Print the records again, character for character.
□ □ □ □ □
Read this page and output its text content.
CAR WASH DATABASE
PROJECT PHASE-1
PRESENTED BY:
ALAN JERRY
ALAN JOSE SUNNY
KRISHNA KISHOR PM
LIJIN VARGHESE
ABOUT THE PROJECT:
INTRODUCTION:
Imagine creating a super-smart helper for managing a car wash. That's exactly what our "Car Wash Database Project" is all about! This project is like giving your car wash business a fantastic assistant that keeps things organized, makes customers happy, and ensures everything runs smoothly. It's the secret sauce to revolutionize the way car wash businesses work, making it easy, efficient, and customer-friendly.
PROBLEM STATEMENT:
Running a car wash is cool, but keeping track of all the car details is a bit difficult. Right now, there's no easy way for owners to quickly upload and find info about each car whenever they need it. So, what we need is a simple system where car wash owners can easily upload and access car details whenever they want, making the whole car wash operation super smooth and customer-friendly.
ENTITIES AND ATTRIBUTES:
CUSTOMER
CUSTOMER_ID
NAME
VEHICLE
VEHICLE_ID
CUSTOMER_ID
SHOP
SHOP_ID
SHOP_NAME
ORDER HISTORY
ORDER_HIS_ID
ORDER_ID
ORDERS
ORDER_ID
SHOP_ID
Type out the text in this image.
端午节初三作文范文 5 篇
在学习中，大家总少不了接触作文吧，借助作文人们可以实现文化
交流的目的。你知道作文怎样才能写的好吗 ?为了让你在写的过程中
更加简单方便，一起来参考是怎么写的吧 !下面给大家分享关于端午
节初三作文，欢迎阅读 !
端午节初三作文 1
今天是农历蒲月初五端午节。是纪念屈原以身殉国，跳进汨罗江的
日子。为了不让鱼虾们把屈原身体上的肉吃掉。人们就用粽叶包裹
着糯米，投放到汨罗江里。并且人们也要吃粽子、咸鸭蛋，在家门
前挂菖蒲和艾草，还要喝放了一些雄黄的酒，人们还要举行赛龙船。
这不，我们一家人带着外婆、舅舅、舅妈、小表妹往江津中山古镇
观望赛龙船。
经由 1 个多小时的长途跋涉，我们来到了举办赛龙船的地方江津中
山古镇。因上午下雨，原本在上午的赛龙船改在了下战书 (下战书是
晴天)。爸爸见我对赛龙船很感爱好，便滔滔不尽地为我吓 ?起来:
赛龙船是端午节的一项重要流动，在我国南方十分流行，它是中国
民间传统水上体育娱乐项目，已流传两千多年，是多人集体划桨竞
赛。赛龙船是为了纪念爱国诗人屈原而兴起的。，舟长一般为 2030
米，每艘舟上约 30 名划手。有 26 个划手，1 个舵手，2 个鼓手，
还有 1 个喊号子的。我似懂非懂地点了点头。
□ □ □ □ □
■ **Result**
Read this page and output its text content.
CAR WASH DATABASE
PROJECT PHASE-1
PRESENTED BY:
ALAN JERRY
ALAN JOSE SUNNY
KRISHNA KISHOR PM
LIJIN VARGHESE
ABOUT THE PROJECT:
INTRODUCTION:
Imagine creating a super-smart helper for managing a car wash. That's exactly what our "Car Wash Database Project" is all about! This project is like giving your car wash business a fantastic assistant that keeps things organized, makes customers happy, and ensures everything runs smoothly. It's the secret sauce to revolutionize the way car wash businesses work, making it easy, efficient, and customer-friendly.
PROBLEM STATEMENT:
Running a car wash is cool, but keeping track of all the car details is a bit difficult. Right now, there's no easy way for owners to quickly upload and find info about each car whenever they need it. So, what we need is a simple system where car wash owners can easily upload and access car details whenever they want, making the whole car wash operation super smooth and customer-friendly.
ENTITIES AND ATTRIBUTES:
CUSTOMER
CUSTOMER_ID
NAME
VEHICLE
VEHICLE_ID
CUSTOMER_ID
SHOP
SHOP_ID
SHOP_NAME
ORDER HISTORY
ORDER_HIS_ID
ORDER_ID
ORDERS
ORDER_ID
SHOP_ID
Type out the text in this image.
端午节初三作文范文 5 篇
在学习中，大家总少不了接触作文吧，借助作文人们可以实现文化
交流的目的。你知道作文怎样才能写的好吗 ?为了让你在写的过程中
更加简单方便，一起来参考是怎么写的吧 !下面给大家分享关于端午
节初三作文，欢迎阅读 !
端午节初三作文 1
今天是农历蒲月初五端午节。是纪念屈原以身殉国，跳进汨罗江的
日子。为了不让鱼虾们把屈原身体上的肉吃掉。人们就用粽叶包裹
着糯米，投放到汨罗江里。并且人们也要吃粽子、咸鸭蛋，在家门
前挂菖蒲和艾草，还要喝放了一些雄黄的酒，人们还要举行赛龙船。
这不，我们一家人带着外婆、舅舅、舅妈、小表妹往江津中山古镇
观望赛龙船。
经由 1 个多小时的长途跋涉，我们来到了举办赛龙船的地方江津中
山古镇。因上午下雨，原本在上午的赛龙船改在了下战书 (下战书是
晴天)。爸爸见我对赛龙船很感爱好，便滔滔不尽地为我吓 ?起来:
赛龙船是端午节的一项重要流动，在我国南方十分流行，它是中国
民间传统水上体育娱乐项目，已流传两千多年，是多人集体划桨竞
赛。赛龙船是为了纪念爱国诗人屈原而兴起的。，舟长一般为 2030
米，每艘舟上约 30 名划手。有 26 个划手，1 个舵手，2 个鼓手，
还有 1 个喊号子的。我似懂非懂地点了点头。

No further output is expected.